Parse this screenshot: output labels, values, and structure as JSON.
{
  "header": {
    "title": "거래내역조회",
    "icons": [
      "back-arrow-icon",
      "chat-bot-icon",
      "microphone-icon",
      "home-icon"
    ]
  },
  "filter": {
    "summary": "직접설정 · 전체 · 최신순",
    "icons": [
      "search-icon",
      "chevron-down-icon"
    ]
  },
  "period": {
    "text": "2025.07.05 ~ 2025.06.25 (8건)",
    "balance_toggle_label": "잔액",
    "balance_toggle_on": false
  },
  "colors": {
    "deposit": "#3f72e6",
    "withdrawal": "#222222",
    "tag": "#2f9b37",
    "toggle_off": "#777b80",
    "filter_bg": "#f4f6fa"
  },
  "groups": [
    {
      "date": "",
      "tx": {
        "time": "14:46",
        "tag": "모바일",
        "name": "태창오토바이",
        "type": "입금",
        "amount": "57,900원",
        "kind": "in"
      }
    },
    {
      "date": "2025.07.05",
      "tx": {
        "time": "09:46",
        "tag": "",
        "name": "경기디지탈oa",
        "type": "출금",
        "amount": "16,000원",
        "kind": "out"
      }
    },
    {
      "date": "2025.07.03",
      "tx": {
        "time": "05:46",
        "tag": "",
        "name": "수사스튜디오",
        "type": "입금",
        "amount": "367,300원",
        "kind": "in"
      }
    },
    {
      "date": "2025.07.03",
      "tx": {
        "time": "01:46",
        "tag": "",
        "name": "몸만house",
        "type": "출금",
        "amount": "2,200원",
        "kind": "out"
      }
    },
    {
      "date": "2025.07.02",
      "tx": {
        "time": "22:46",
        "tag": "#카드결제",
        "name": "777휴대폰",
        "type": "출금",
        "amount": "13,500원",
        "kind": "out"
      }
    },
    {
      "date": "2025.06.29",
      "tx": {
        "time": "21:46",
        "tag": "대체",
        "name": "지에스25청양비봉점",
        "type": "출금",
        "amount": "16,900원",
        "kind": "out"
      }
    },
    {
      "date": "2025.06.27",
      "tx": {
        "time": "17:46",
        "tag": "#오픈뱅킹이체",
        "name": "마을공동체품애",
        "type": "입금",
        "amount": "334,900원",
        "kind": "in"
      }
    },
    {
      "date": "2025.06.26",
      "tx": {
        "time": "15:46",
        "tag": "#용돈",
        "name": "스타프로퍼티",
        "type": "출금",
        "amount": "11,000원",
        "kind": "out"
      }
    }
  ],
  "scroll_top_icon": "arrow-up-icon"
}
______________________________
### Exercise task
Extract the entries above verbatim.

### Task response
Parse this screenshot: output labels, values, and structure as JSON.
{
  "header": {
    "title": "거래내역조회",
    "icons": [
      "back-arrow-icon",
      "chat-bot-icon",
      "microphone-icon",
      "home-icon"
    ]
  },
  "filter": {
    "summary": "직접설정 · 전체 · 최신순",
    "icons": [
      "search-icon",
      "chevron-down-icon"
    ]
  },
  "period": {
    "text": "2025.07.05 ~ 2025.06.25 (8건)",
    "balance_toggle_label": "잔액",
    "balance_toggle_on": false
  },
  "colors": {
    "deposit": "#3f72e6",
    "withdrawal": "#222222",
    "tag": "#2f9b37",
    "toggle_off": "#777b80",
    "filter_bg": "#f4f6fa"
  },
  "groups": [
    {
      "date": "",
      "tx": {
        "time": "14:46",
        "tag": "모바일",
        "name": "태창오토바이",
        "type": "입금",
        "amount": "57,900원",
        "kind": "in"
      }
    },
    {
      "date": "2025.07.05",
      "tx": {
        "time": "09:46",
        "tag": "",
        "name": "경기디지탈oa",
        "type": "출금",
        "amount": "16,000원",
        "kind": "out"
      }
    },
    {
      "date": "2025.07.03",
      "tx": {
        "time": "05:46",
        "tag": "",
        "name": "수사스튜디오",
        "type": "입금",
        "amount": "367,300원",
        "kind": "in"
      }
    },
    {
      "date": "2025.07.03",
      "tx": {
        "time": "01:46",
        "tag": "",
        "name": "몸만house",
        "type": "출금",
        "amount": "2,200원",
        "kind": "out"
      }
    },
    {
      "date": "2025.07.02",
      "tx": {
        "time": "22:46",
        "tag": "#카드결제",
        "name": "777휴대폰",
        "type": "출금",
        "amount": "13,500원",
        "kind": "out"
      }
    },
    {
      "date": "2025.06.29",
      "tx": {
        "time": "21:46",
        "tag": "대체",
        "name": "지에스25청양비봉점",
        "type": "출금",
        "amount": "16,900원",
        "kind": "out"
      }
    },
    {
      "date": "2025.06.27",
      "tx": {
        "time": "17:46",
        "tag": "#오픈뱅킹이체",
        "name": "마을공동체품애",
        "type": "입금",
        "amount": "334,900원",
        "kind": "in"
      }
    },
    {
      "date": "2025.06.26",
      "tx": {
        "time": "15:46",
        "tag": "#용돈",
        "name": "스타프로퍼티",
        "type": "출금",
        "amount": "11,000원",
        "kind": "out"
      }
    }
  ],
  "scroll_top_icon": "arrow-up-icon"
}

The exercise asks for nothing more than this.